Copying streams in C++

Question

The following program prints 0.

#include <ostream>
#include <string>
#include <sstream>
#include <iostream>

int main()
{
  std::string subjectString("subject");
  std::ostream tempStream(NULL);
  tempStream << subjectString;
  std::ostream& updatedStream = tempStream;
  std::stringstream ss;
  ss << updatedStream;
  std::cout << ss.str() << std::endl;
  return 0;
}

Why?

EDIT

As per Niall's sugesstion, I tried:

#include <ostream>
#include <string>
#include <sstream>
#include <iostream>

int main()
{
  std::string subjectString("subject");
  std::stringbuf buffer;
  std::ostream tempStream(&buffer);

  buffer.sputn(subjectString.c_str(), subjectString.size());

  std::stringstream ss;
  ss << tempStream;
  std::cout << ss.str() << std::endl;
  return 0;
}

Even this prints an address. Not the actual string.

Answer 1

The construction of std::ostream requires a buffer (not NULL).

In addition, basic_stream objects are not copyable;

basic_ostream( const basic_ostream& rhs ) = delete;

Reference;

http://en.cppreference.com/w/cpp/io/basic_ostream/basic_ostream

Try something more like this;

// ...
std::stringbuf buffer;
std::ostream tempStream(&buffer);
// ...

To associate a buffer with the stream.

Following on some of the discussions and edits;

In general, I would not directly manipulate the buffer, you should rather use the stream instead tempStream.write(...) . The exact details are beyond the immediate question/problem; being the initialisation of the first stream with the buffer and streaming content into that stream. If all you want to do with the code is check if the data is in the buffer, then you could use tempStream.rdbuf()->sgetn(...) .

- - - - - - -

◆ What this task involves: Proceed with the thread on copying C++ streams, starting right after its last sentence. The items are not needed for this.

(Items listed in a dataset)
- - - - - - -

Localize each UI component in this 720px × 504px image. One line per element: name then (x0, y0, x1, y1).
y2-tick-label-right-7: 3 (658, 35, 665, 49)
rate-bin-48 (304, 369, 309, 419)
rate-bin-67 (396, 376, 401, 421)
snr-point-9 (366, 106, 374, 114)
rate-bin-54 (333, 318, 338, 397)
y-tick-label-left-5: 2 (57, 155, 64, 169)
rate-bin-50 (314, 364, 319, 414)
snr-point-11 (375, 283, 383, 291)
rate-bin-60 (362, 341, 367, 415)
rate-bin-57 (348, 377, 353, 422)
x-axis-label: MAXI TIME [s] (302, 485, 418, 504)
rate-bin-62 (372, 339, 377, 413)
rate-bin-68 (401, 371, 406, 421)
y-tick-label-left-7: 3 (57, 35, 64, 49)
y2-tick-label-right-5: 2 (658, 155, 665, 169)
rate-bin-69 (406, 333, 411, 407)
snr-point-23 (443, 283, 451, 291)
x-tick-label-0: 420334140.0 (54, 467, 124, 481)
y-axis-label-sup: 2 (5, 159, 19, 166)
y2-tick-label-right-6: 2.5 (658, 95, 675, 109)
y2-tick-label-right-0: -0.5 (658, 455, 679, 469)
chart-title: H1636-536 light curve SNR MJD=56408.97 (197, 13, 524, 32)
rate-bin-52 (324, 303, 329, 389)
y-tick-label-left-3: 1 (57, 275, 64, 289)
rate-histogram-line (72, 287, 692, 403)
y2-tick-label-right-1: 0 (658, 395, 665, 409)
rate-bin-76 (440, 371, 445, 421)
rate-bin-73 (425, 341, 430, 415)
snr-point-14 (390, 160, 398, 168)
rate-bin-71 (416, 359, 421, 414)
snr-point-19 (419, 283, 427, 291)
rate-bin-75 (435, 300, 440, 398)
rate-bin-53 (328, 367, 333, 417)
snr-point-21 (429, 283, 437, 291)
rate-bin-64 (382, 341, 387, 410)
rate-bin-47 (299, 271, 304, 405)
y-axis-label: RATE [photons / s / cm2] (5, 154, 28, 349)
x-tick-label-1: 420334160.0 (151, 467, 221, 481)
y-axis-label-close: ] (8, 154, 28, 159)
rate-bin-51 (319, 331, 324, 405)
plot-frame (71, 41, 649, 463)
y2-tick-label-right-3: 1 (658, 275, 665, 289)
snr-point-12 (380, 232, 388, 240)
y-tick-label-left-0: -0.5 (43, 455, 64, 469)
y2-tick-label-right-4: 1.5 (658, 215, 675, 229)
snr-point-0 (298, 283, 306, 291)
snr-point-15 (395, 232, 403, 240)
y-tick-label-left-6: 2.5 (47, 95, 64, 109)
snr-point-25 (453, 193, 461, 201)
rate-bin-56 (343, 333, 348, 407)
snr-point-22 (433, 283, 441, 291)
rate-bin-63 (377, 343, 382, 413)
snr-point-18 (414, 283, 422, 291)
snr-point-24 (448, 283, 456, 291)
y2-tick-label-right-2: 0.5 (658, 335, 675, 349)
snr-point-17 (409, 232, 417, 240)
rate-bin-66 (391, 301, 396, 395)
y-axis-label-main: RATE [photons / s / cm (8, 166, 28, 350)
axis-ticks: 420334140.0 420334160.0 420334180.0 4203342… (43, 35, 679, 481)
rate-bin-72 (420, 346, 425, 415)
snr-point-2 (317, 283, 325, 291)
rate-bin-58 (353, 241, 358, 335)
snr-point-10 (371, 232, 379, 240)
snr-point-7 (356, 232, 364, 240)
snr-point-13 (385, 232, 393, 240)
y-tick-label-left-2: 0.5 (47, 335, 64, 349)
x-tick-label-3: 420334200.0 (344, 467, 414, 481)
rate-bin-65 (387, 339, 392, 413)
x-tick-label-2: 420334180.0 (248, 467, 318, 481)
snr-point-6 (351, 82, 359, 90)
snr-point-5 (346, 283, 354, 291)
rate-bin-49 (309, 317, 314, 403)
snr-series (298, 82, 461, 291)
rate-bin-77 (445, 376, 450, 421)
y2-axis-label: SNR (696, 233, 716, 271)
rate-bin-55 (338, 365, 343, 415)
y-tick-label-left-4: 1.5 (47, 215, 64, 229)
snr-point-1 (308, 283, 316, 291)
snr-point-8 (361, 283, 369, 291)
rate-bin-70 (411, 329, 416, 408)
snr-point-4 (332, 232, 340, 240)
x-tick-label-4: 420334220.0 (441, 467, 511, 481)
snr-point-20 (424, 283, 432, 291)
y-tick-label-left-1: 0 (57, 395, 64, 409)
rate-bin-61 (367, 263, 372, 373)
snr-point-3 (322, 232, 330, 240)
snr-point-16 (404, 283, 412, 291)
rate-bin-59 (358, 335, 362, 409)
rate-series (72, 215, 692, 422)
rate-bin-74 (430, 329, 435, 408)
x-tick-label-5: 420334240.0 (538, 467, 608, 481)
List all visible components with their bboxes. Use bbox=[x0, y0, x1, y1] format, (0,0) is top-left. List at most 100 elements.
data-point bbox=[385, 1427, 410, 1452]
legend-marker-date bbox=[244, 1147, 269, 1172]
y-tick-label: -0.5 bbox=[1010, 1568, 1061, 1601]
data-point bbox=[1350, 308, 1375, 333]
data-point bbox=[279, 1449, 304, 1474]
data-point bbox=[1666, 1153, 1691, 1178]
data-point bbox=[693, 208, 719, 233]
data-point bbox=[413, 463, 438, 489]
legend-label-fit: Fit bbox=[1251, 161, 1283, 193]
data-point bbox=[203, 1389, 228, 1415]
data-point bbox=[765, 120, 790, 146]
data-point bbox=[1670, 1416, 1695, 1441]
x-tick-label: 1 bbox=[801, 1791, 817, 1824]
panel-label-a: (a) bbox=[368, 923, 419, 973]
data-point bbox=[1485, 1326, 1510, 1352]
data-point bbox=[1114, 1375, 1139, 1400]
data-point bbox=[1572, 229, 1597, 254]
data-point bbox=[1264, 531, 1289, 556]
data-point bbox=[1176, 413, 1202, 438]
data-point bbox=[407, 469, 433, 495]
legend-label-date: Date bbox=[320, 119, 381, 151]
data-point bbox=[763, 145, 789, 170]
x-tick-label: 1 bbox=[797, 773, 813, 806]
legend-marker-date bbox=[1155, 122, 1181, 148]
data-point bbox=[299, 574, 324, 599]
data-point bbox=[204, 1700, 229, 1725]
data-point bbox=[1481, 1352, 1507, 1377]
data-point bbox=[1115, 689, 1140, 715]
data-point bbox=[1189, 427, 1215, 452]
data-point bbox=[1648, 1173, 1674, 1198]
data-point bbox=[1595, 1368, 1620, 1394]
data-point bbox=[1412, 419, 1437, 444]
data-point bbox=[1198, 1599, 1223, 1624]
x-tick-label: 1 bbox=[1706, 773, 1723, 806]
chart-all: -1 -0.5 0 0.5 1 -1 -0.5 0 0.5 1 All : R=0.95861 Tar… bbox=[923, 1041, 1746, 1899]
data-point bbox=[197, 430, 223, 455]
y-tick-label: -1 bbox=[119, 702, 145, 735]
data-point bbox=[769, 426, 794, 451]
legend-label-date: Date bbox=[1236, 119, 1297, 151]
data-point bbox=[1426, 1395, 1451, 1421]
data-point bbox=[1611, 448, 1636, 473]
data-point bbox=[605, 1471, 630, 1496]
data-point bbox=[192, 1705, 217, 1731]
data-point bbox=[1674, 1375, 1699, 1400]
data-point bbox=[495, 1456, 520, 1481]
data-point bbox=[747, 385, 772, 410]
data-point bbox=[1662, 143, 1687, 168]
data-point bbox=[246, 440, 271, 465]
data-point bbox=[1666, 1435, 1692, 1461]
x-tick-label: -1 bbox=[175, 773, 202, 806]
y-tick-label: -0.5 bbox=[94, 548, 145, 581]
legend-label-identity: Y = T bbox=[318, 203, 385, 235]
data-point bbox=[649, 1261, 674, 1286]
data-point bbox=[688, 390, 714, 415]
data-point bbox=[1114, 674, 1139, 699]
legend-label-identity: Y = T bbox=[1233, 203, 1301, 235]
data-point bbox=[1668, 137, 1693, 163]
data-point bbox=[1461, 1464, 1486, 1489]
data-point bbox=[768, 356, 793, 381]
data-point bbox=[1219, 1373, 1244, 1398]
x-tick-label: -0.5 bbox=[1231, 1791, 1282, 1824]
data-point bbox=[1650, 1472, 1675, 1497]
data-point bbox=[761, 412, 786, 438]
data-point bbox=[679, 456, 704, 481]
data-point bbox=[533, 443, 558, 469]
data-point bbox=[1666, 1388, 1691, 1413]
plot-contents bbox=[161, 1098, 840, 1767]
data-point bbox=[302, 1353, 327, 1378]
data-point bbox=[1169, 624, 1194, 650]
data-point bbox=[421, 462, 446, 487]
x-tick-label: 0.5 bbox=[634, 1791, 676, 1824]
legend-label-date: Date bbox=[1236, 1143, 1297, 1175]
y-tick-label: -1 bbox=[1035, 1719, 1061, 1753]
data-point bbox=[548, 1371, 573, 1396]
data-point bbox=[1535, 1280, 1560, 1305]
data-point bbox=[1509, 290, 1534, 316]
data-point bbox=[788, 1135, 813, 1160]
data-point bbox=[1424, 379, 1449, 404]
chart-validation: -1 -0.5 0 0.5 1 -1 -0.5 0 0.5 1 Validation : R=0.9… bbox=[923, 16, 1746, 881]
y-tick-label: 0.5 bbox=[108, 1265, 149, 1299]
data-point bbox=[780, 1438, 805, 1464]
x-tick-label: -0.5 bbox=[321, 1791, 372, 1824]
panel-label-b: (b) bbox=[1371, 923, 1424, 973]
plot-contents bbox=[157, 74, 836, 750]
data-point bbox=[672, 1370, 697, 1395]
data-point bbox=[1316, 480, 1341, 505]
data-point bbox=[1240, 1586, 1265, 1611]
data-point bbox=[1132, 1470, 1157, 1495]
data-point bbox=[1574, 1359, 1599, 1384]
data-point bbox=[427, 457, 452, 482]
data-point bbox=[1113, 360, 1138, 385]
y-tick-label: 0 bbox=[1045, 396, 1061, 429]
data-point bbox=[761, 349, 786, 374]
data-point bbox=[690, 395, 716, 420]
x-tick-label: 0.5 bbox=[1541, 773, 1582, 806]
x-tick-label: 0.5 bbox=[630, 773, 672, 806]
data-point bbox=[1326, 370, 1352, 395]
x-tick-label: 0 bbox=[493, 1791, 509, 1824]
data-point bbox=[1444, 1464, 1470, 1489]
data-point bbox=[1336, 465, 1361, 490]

- - - - - - -

◆ Result:
You have already mentioned that this is part of a larger problem.

In the context of some the comments here and the original problem ; this could be a case in which direct manipulation of the buffer is needed (in much the same way as the stream would). Your implementation would need to be well tested since this is not "the usual" way of working with streams, but it can work; .rdbuf() is the manner in which you can get to the underlying buffer. I don't have an exact snippet (maybe that's another question), but you can "clear the buffer" by resetting the position(s) of the put and get areas to be the same (see the positioning, put and get area functions of the buffer - std::ostream::seekp was mentioned as being used to deal with this). I think you standard library implementation of stringstream could also offer some useful hints.

Answer 2

Because tempStream has no stream to hold anything.

ss.str() returns NULL (0).